EXERCISE MATERIAL:
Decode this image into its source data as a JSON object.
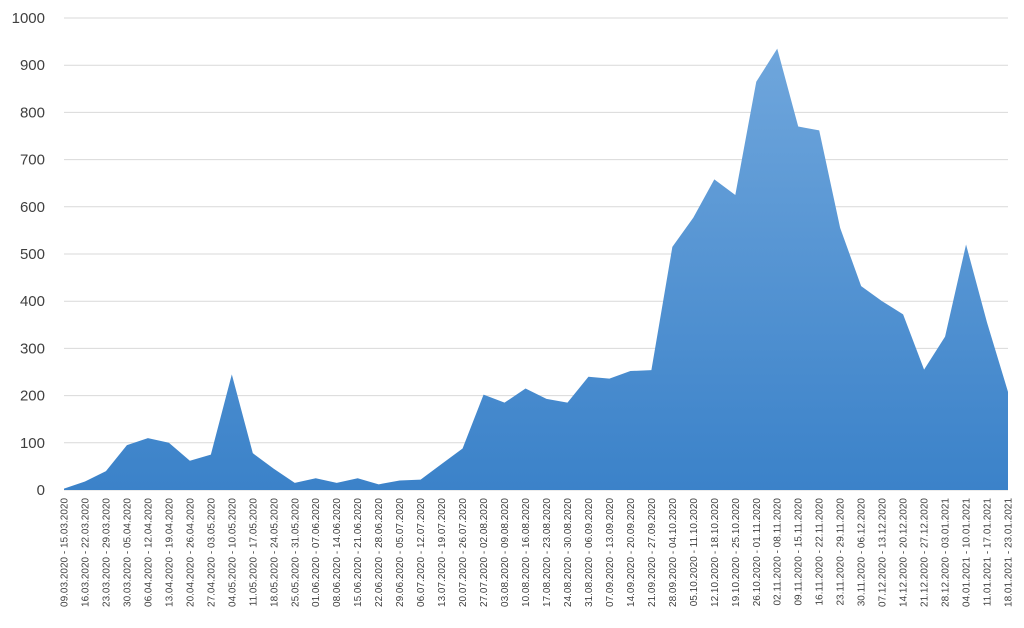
{
  "chart_data": {
    "type": "area",
    "title": "",
    "xlabel": "",
    "ylabel": "",
    "ylim": [
      0,
      1000
    ],
    "yticks": [
      "0",
      "100",
      "200",
      "300",
      "400",
      "500",
      "600",
      "700",
      "800",
      "900",
      "1000"
    ],
    "grid": true,
    "legend": "none",
    "fill_color_top": "#6fa6dc",
    "fill_color_bottom": "#3b82c9",
    "categories": [
      "09.03.2020 - 15.03.2020",
      "16.03.2020 - 22.03.2020",
      "23.03.2020 - 29.03.2020",
      "30.03.2020 - 05.04.2020",
      "06.04.2020 - 12.04.2020",
      "13.04.2020 - 19.04.2020",
      "20.04.2020 - 26.04.2020",
      "27.04.2020 - 03.05.2020",
      "04.05.2020 - 10.05.2020",
      "11.05.2020 - 17.05.2020",
      "18.05.2020 - 24.05.2020",
      "25.05.2020 - 31.05.2020",
      "01.06.2020 - 07.06.2020",
      "08.06.2020 - 14.06.2020",
      "15.06.2020 - 21.06.2020",
      "22.06.2020 - 28.06.2020",
      "29.06.2020 - 05.07.2020",
      "06.07.2020 - 12.07.2020",
      "13.07.2020 - 19.07.2020",
      "20.07.2020 - 26.07.2020",
      "27.07.2020 - 02.08.2020",
      "03.08.2020 - 09.08.2020",
      "10.08.2020 - 16.08.2020",
      "17.08.2020 - 23.08.2020",
      "24.08.2020 - 30.08.2020",
      "31.08.2020 - 06.09.2020",
      "07.09.2020 - 13.09.2020",
      "14.09.2020 - 20.09.2020",
      "21.09.2020 - 27.09.2020",
      "28.09.2020 - 04.10.2020",
      "05.10.2020 - 11.10.2020",
      "12.10.2020 - 18.10.2020",
      "19.10.2020 - 25.10.2020",
      "26.10.2020 - 01.11.2020",
      "02.11.2020 - 08.11.2020",
      "09.11.2020 - 15.11.2020",
      "16.11.2020 - 22.11.2020",
      "23.11.2020 - 29.11.2020",
      "30.11.2020 - 06.12.2020",
      "07.12.2020 - 13.12.2020",
      "14.12.2020 - 20.12.2020",
      "21.12.2020 - 27.12.2020",
      "28.12.2020 - 03.01.2021",
      "04.01.2021 - 10.01.2021",
      "11.01.2021 - 17.01.2021",
      "18.01.2021 - 23.01.2021"
    ],
    "values": [
      3,
      18,
      40,
      95,
      110,
      100,
      62,
      75,
      245,
      78,
      45,
      15,
      25,
      15,
      25,
      12,
      20,
      22,
      55,
      88,
      202,
      185,
      215,
      193,
      185,
      240,
      236,
      252,
      254,
      515,
      577,
      658,
      625,
      865,
      935,
      770,
      762,
      555,
      432,
      400,
      372,
      255,
      325,
      520,
      355,
      208
    ]
  }
}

WHAT YOU SHOULD DO: Your task is to transcribe all of the records precisely, with no images included.

WORKED SOLUTION:
Decode this image into its source data as a JSON object.
{
  "chart_data": {
    "type": "area",
    "title": "",
    "xlabel": "",
    "ylabel": "",
    "ylim": [
      0,
      1000
    ],
    "yticks": [
      "0",
      "100",
      "200",
      "300",
      "400",
      "500",
      "600",
      "700",
      "800",
      "900",
      "1000"
    ],
    "grid": true,
    "legend": "none",
    "fill_color_top": "#6fa6dc",
    "fill_color_bottom": "#3b82c9",
    "categories": [
      "09.03.2020 - 15.03.2020",
      "16.03.2020 - 22.03.2020",
      "23.03.2020 - 29.03.2020",
      "30.03.2020 - 05.04.2020",
      "06.04.2020 - 12.04.2020",
      "13.04.2020 - 19.04.2020",
      "20.04.2020 - 26.04.2020",
      "27.04.2020 - 03.05.2020",
      "04.05.2020 - 10.05.2020",
      "11.05.2020 - 17.05.2020",
      "18.05.2020 - 24.05.2020",
      "25.05.2020 - 31.05.2020",
      "01.06.2020 - 07.06.2020",
      "08.06.2020 - 14.06.2020",
      "15.06.2020 - 21.06.2020",
      "22.06.2020 - 28.06.2020",
      "29.06.2020 - 05.07.2020",
      "06.07.2020 - 12.07.2020",
      "13.07.2020 - 19.07.2020",
      "20.07.2020 - 26.07.2020",
      "27.07.2020 - 02.08.2020",
      "03.08.2020 - 09.08.2020",
      "10.08.2020 - 16.08.2020",
      "17.08.2020 - 23.08.2020",
      "24.08.2020 - 30.08.2020",
      "31.08.2020 - 06.09.2020",
      "07.09.2020 - 13.09.2020",
      "14.09.2020 - 20.09.2020",
      "21.09.2020 - 27.09.2020",
      "28.09.2020 - 04.10.2020",
      "05.10.2020 - 11.10.2020",
      "12.10.2020 - 18.10.2020",
      "19.10.2020 - 25.10.2020",
      "26.10.2020 - 01.11.2020",
      "02.11.2020 - 08.11.2020",
      "09.11.2020 - 15.11.2020",
      "16.11.2020 - 22.11.2020",
      "23.11.2020 - 29.11.2020",
      "30.11.2020 - 06.12.2020",
      "07.12.2020 - 13.12.2020",
      "14.12.2020 - 20.12.2020",
      "21.12.2020 - 27.12.2020",
      "28.12.2020 - 03.01.2021",
      "04.01.2021 - 10.01.2021",
      "11.01.2021 - 17.01.2021",
      "18.01.2021 - 23.01.2021"
    ],
    "values": [
      3,
      18,
      40,
      95,
      110,
      100,
      62,
      75,
      245,
      78,
      45,
      15,
      25,
      15,
      25,
      12,
      20,
      22,
      55,
      88,
      202,
      185,
      215,
      193,
      185,
      240,
      236,
      252,
      254,
      515,
      577,
      658,
      625,
      865,
      935,
      770,
      762,
      555,
      432,
      400,
      372,
      255,
      325,
      520,
      355,
      208
    ]
  }
}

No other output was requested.